Records of image element boxes:
^^^^

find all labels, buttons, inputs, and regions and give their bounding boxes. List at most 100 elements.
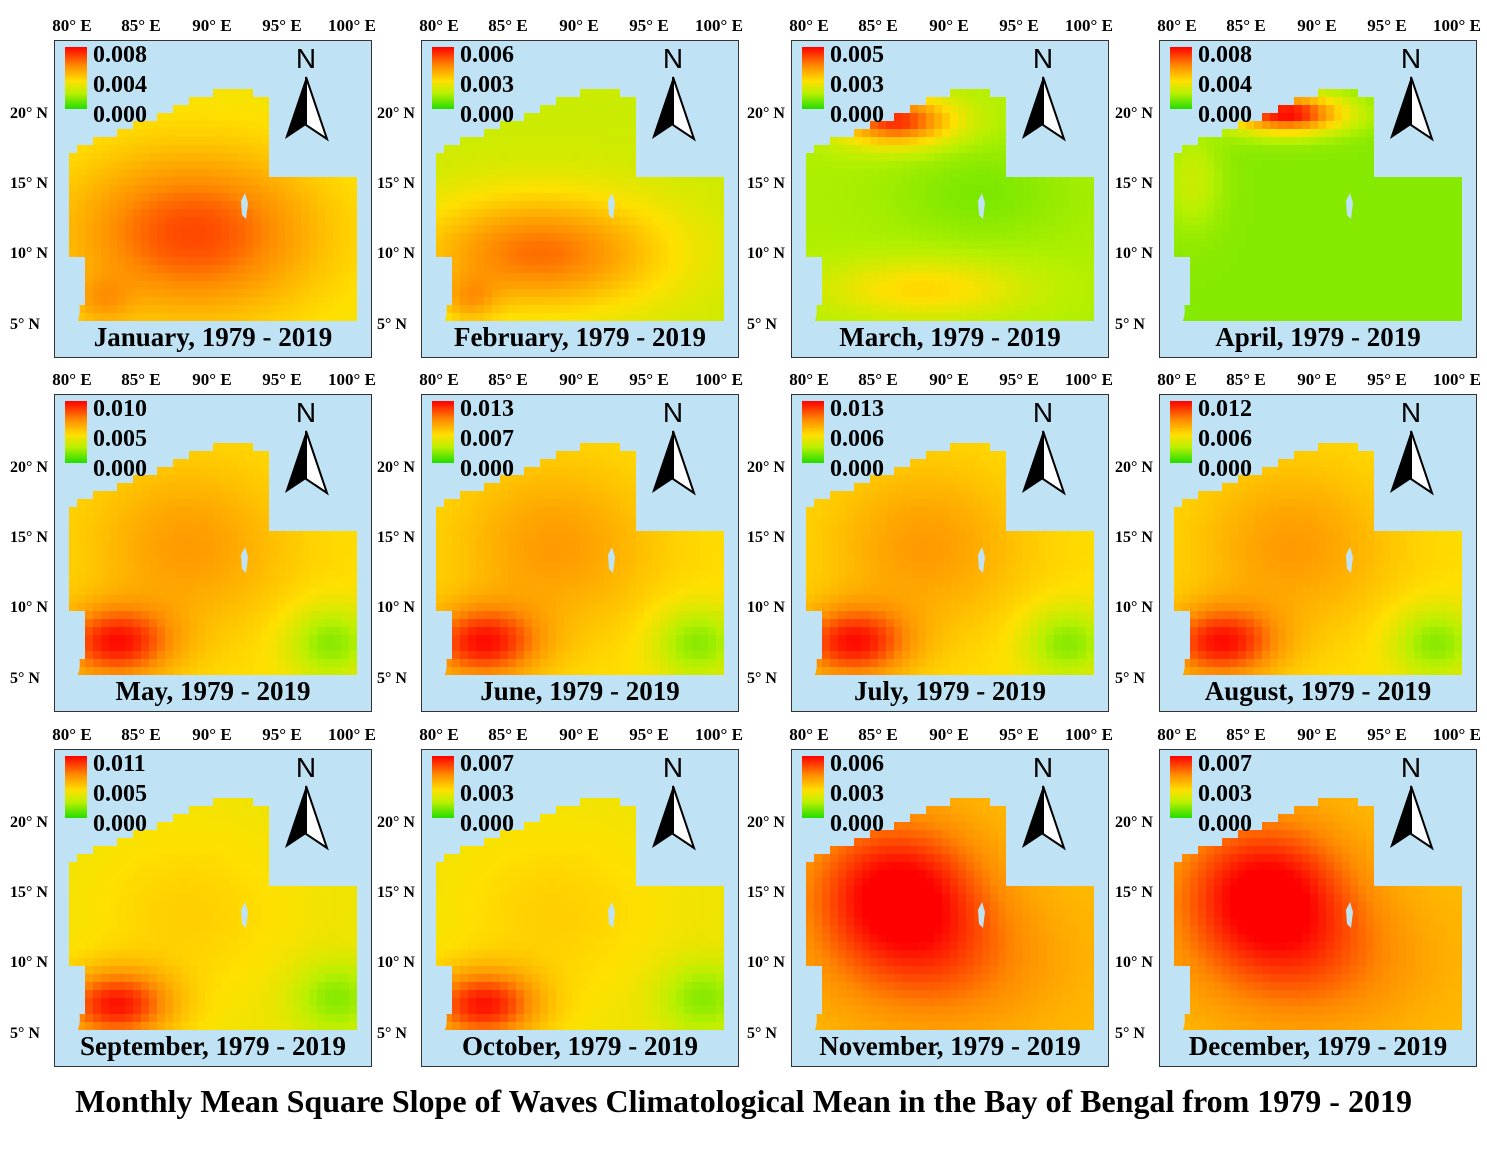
- north-label: N: [1400, 397, 1422, 428]
- legend-value: 0.000: [1198, 102, 1252, 128]
- longitude-axis: 80° E 85° E 90° E 95° E 100° E: [1113, 370, 1481, 390]
- longitude-axis: 80° E 85° E 90° E 95° E 100° E: [8, 725, 376, 745]
- map-frame: 0.012 0.006 0.000 N August, 1979 - 2019: [1159, 394, 1477, 712]
- longitude-axis: 80° E 85° E 90° E 95° E 100° E: [1113, 725, 1481, 745]
- map-panel: 80° E 85° E 90° E 95° E 100° E 20° N 15° N 10° …: [745, 16, 1113, 358]
- north-label: N: [295, 397, 317, 428]
- north-arrow-icon: N: [650, 399, 696, 499]
- legend-value: 0.006: [830, 751, 884, 777]
- heatmap: [422, 443, 724, 685]
- latitude-tick-label: 15° N: [747, 175, 785, 192]
- legend-value: 0.000: [93, 811, 147, 837]
- legend-value: 0.003: [830, 781, 884, 807]
- longitude-tick-label: 85° E: [488, 725, 528, 744]
- legend-color-bar: [802, 47, 824, 109]
- longitude-axis: 80° E 85° E 90° E 95° E 100° E: [745, 370, 1113, 390]
- latitude-tick-label: 15° N: [377, 529, 415, 546]
- latitude-tick-label: 20° N: [377, 814, 415, 831]
- longitude-tick-label: 100° E: [328, 16, 376, 35]
- map-title: January, 1979 - 2019: [93, 322, 333, 352]
- map-frame: 0.010 0.005 0.000 N May, 1979 - 2019: [54, 394, 372, 712]
- andaman-islands: [241, 902, 248, 928]
- heatmap: [792, 798, 1094, 1040]
- legend-value: 0.000: [93, 102, 147, 128]
- longitude-tick-label: 95° E: [262, 16, 302, 35]
- longitude-tick-label: 90° E: [559, 725, 599, 744]
- sri-lanka: [1160, 279, 1185, 331]
- latitude-tick-label: 10° N: [10, 954, 48, 971]
- latitude-tick-label: 15° N: [747, 529, 785, 546]
- map-title: October, 1979 - 2019: [462, 1031, 698, 1061]
- map-panel: 80° E 85° E 90° E 95° E 100° E 20° N 15° N 10° …: [8, 725, 376, 1067]
- longitude-tick-label: 80° E: [52, 725, 92, 744]
- longitude-tick-label: 90° E: [192, 370, 232, 389]
- heatmap-cells: [436, 443, 724, 675]
- longitude-tick-label: 100° E: [328, 370, 376, 389]
- latitude-tick-label: 20° N: [1115, 814, 1153, 831]
- latitude-tick-label: 15° N: [747, 884, 785, 901]
- longitude-tick-label: 95° E: [999, 725, 1039, 744]
- latitude-tick-label: 10° N: [1115, 245, 1153, 262]
- map-title: May, 1979 - 2019: [115, 676, 311, 706]
- sri-lanka: [792, 279, 817, 331]
- heatmap: [55, 798, 357, 1040]
- legend-color-bar: [802, 401, 824, 463]
- legend-color-bar: [65, 47, 87, 109]
- longitude-axis: 80° E 85° E 90° E 95° E 100° E: [745, 725, 1113, 745]
- latitude-tick-label: 10° N: [1115, 599, 1153, 616]
- andaman-islands: [608, 193, 615, 219]
- map-panel: 80° E 85° E 90° E 95° E 100° E 20° N 15° N 10° …: [8, 370, 376, 712]
- longitude-axis: 80° E 85° E 90° E 95° E 100° E: [375, 370, 743, 390]
- longitude-tick-label: 95° E: [629, 725, 669, 744]
- north-arrow-icon: N: [283, 45, 329, 145]
- legend-value: 0.004: [93, 72, 147, 98]
- north-arrow-icon: N: [1020, 45, 1066, 145]
- sri-lanka: [422, 633, 447, 685]
- heatmap-cells: [69, 89, 357, 321]
- latitude-tick-label: 20° N: [10, 105, 48, 122]
- latitude-tick-label: 10° N: [747, 599, 785, 616]
- longitude-axis: 80° E 85° E 90° E 95° E 100° E: [1113, 16, 1481, 36]
- legend-color-bar: [1170, 756, 1192, 818]
- sri-lanka: [792, 633, 817, 685]
- legend-color-bar: [65, 756, 87, 818]
- legend-value: 0.000: [830, 811, 884, 837]
- heatmap-cells: [436, 89, 724, 321]
- longitude-tick-label: 95° E: [999, 370, 1039, 389]
- latitude-tick-label: 15° N: [377, 175, 415, 192]
- map-title: November, 1979 - 2019: [819, 1031, 1081, 1061]
- latitude-tick-label: 20° N: [747, 459, 785, 476]
- map-panel: 80° E 85° E 90° E 95° E 100° E 20° N 15° N 10° …: [1113, 370, 1481, 712]
- longitude-tick-label: 80° E: [789, 16, 829, 35]
- legend-value: 0.005: [93, 781, 147, 807]
- longitude-axis: 80° E 85° E 90° E 95° E 100° E: [745, 16, 1113, 36]
- heatmap-cells: [806, 443, 1094, 675]
- longitude-tick-label: 100° E: [1065, 370, 1113, 389]
- legend-value: 0.003: [460, 72, 514, 98]
- longitude-tick-label: 100° E: [1433, 370, 1481, 389]
- map-frame: 0.013 0.007 0.000 N June, 1979 - 2019: [421, 394, 739, 712]
- north-arrow-icon: N: [1388, 399, 1434, 499]
- longitude-tick-label: 90° E: [1297, 725, 1337, 744]
- sri-lanka: [55, 633, 80, 685]
- north-label: N: [1032, 752, 1054, 783]
- longitude-tick-label: 95° E: [1367, 370, 1407, 389]
- latitude-tick-label: 15° N: [377, 884, 415, 901]
- latitude-tick-label: 10° N: [747, 954, 785, 971]
- longitude-tick-label: 85° E: [858, 16, 898, 35]
- heatmap-cells: [69, 798, 357, 1030]
- north-label: N: [662, 397, 684, 428]
- latitude-tick-label: 10° N: [377, 954, 415, 971]
- andaman-islands: [241, 547, 248, 573]
- longitude-tick-label: 85° E: [1226, 725, 1266, 744]
- longitude-tick-label: 95° E: [999, 16, 1039, 35]
- longitude-tick-label: 85° E: [121, 370, 161, 389]
- map-panel: 80° E 85° E 90° E 95° E 100° E 20° N 15° N 10° …: [1113, 725, 1481, 1067]
- longitude-tick-label: 100° E: [1433, 16, 1481, 35]
- longitude-tick-label: 85° E: [1226, 16, 1266, 35]
- longitude-tick-label: 95° E: [1367, 725, 1407, 744]
- map-panel: 80° E 85° E 90° E 95° E 100° E 20° N 15° N 10° …: [745, 370, 1113, 712]
- heatmap: [55, 89, 357, 331]
- latitude-tick-label: 5° N: [377, 1025, 407, 1042]
- longitude-tick-label: 80° E: [419, 370, 459, 389]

^^^^

REQUIREMENT »
Reproduce every one of the records above line for line, omitting the pictures from your answer.

COMPLETED TASK »
find all labels, buttons, inputs, and regions and give their bounding boxes. List at most 100 elements.
- north-label: N: [1400, 397, 1422, 428]
- legend-value: 0.000: [1198, 102, 1252, 128]
- longitude-axis: 80° E 85° E 90° E 95° E 100° E: [1113, 370, 1481, 390]
- longitude-axis: 80° E 85° E 90° E 95° E 100° E: [8, 725, 376, 745]
- map-frame: 0.012 0.006 0.000 N August, 1979 - 2019: [1159, 394, 1477, 712]
- longitude-axis: 80° E 85° E 90° E 95° E 100° E: [1113, 725, 1481, 745]
- map-panel: 80° E 85° E 90° E 95° E 100° E 20° N 15° N 10° …: [745, 16, 1113, 358]
- north-label: N: [295, 397, 317, 428]
- north-arrow-icon: N: [650, 399, 696, 499]
- legend-value: 0.006: [830, 751, 884, 777]
- heatmap: [422, 443, 724, 685]
- latitude-tick-label: 15° N: [747, 175, 785, 192]
- legend-value: 0.000: [93, 811, 147, 837]
- legend-value: 0.003: [830, 781, 884, 807]
- longitude-tick-label: 85° E: [488, 725, 528, 744]
- legend-color-bar: [802, 47, 824, 109]
- longitude-axis: 80° E 85° E 90° E 95° E 100° E: [745, 370, 1113, 390]
- latitude-tick-label: 15° N: [377, 529, 415, 546]
- latitude-tick-label: 20° N: [377, 814, 415, 831]
- longitude-tick-label: 100° E: [328, 16, 376, 35]
- map-title: January, 1979 - 2019: [93, 322, 333, 352]
- map-frame: 0.010 0.005 0.000 N May, 1979 - 2019: [54, 394, 372, 712]
- andaman-islands: [241, 902, 248, 928]
- heatmap: [792, 798, 1094, 1040]
- legend-value: 0.000: [93, 102, 147, 128]
- longitude-tick-label: 95° E: [262, 16, 302, 35]
- longitude-tick-label: 90° E: [559, 725, 599, 744]
- sri-lanka: [1160, 279, 1185, 331]
- latitude-tick-label: 10° N: [10, 954, 48, 971]
- latitude-tick-label: 15° N: [747, 529, 785, 546]
- map-title: October, 1979 - 2019: [462, 1031, 698, 1061]
- map-panel: 80° E 85° E 90° E 95° E 100° E 20° N 15° N 10° …: [8, 725, 376, 1067]
- longitude-tick-label: 80° E: [52, 725, 92, 744]
- longitude-tick-label: 90° E: [192, 370, 232, 389]
- heatmap-cells: [436, 443, 724, 675]
- longitude-tick-label: 100° E: [328, 370, 376, 389]
- latitude-tick-label: 20° N: [1115, 814, 1153, 831]
- latitude-tick-label: 15° N: [747, 884, 785, 901]
- longitude-tick-label: 95° E: [999, 725, 1039, 744]
- latitude-tick-label: 10° N: [1115, 245, 1153, 262]
- map-title: May, 1979 - 2019: [115, 676, 311, 706]
- sri-lanka: [792, 279, 817, 331]
- heatmap: [55, 798, 357, 1040]
- legend-color-bar: [802, 401, 824, 463]
- legend-color-bar: [65, 47, 87, 109]
- longitude-axis: 80° E 85° E 90° E 95° E 100° E: [745, 725, 1113, 745]
- latitude-tick-label: 10° N: [1115, 599, 1153, 616]
- andaman-islands: [608, 193, 615, 219]
- map-panel: 80° E 85° E 90° E 95° E 100° E 20° N 15° N 10° …: [8, 370, 376, 712]
- longitude-axis: 80° E 85° E 90° E 95° E 100° E: [375, 370, 743, 390]
- longitude-tick-label: 95° E: [629, 725, 669, 744]
- north-arrow-icon: N: [283, 45, 329, 145]
- legend-value: 0.004: [93, 72, 147, 98]
- north-arrow-icon: N: [1020, 45, 1066, 145]
- sri-lanka: [422, 633, 447, 685]
- heatmap-cells: [69, 89, 357, 321]
- latitude-tick-label: 20° N: [10, 105, 48, 122]
- latitude-tick-label: 10° N: [747, 599, 785, 616]
- longitude-axis: 80° E 85° E 90° E 95° E 100° E: [1113, 16, 1481, 36]
- legend-color-bar: [1170, 756, 1192, 818]
- sri-lanka: [792, 633, 817, 685]
- legend-color-bar: [65, 756, 87, 818]
- legend-value: 0.000: [830, 811, 884, 837]
- heatmap-cells: [436, 89, 724, 321]
- longitude-tick-label: 95° E: [999, 370, 1039, 389]
- latitude-tick-label: 15° N: [377, 175, 415, 192]
- map-title: November, 1979 - 2019: [819, 1031, 1081, 1061]
- latitude-tick-label: 20° N: [747, 459, 785, 476]
- map-panel: 80° E 85° E 90° E 95° E 100° E 20° N 15° N 10° …: [1113, 370, 1481, 712]
- longitude-tick-label: 80° E: [789, 16, 829, 35]
- legend-value: 0.005: [93, 781, 147, 807]
- longitude-axis: 80° E 85° E 90° E 95° E 100° E: [745, 16, 1113, 36]
- heatmap-cells: [806, 443, 1094, 675]
- longitude-tick-label: 100° E: [1065, 370, 1113, 389]
- legend-value: 0.003: [460, 72, 514, 98]
- longitude-tick-label: 100° E: [1433, 370, 1481, 389]
- map-frame: 0.013 0.007 0.000 N June, 1979 - 2019: [421, 394, 739, 712]
- north-arrow-icon: N: [1388, 399, 1434, 499]
- longitude-tick-label: 90° E: [1297, 725, 1337, 744]
- sri-lanka: [55, 633, 80, 685]
- north-label: N: [1032, 752, 1054, 783]
- longitude-tick-label: 95° E: [1367, 370, 1407, 389]
- latitude-tick-label: 15° N: [377, 884, 415, 901]
- latitude-tick-label: 10° N: [747, 954, 785, 971]
- longitude-tick-label: 85° E: [858, 16, 898, 35]
- heatmap-cells: [69, 798, 357, 1030]
- north-label: N: [662, 397, 684, 428]
- latitude-tick-label: 10° N: [377, 954, 415, 971]
- andaman-islands: [241, 547, 248, 573]
- longitude-tick-label: 85° E: [1226, 725, 1266, 744]
- longitude-tick-label: 95° E: [999, 16, 1039, 35]
- longitude-tick-label: 85° E: [121, 370, 161, 389]
- map-panel: 80° E 85° E 90° E 95° E 100° E 20° N 15° N 10° …: [1113, 725, 1481, 1067]
- longitude-tick-label: 100° E: [1433, 16, 1481, 35]
- longitude-tick-label: 85° E: [1226, 16, 1266, 35]
- longitude-tick-label: 95° E: [1367, 725, 1407, 744]
- map-panel: 80° E 85° E 90° E 95° E 100° E 20° N 15° N 10° …: [745, 370, 1113, 712]
- heatmap: [55, 89, 357, 331]
- latitude-tick-label: 5° N: [377, 1025, 407, 1042]
- longitude-tick-label: 80° E: [419, 370, 459, 389]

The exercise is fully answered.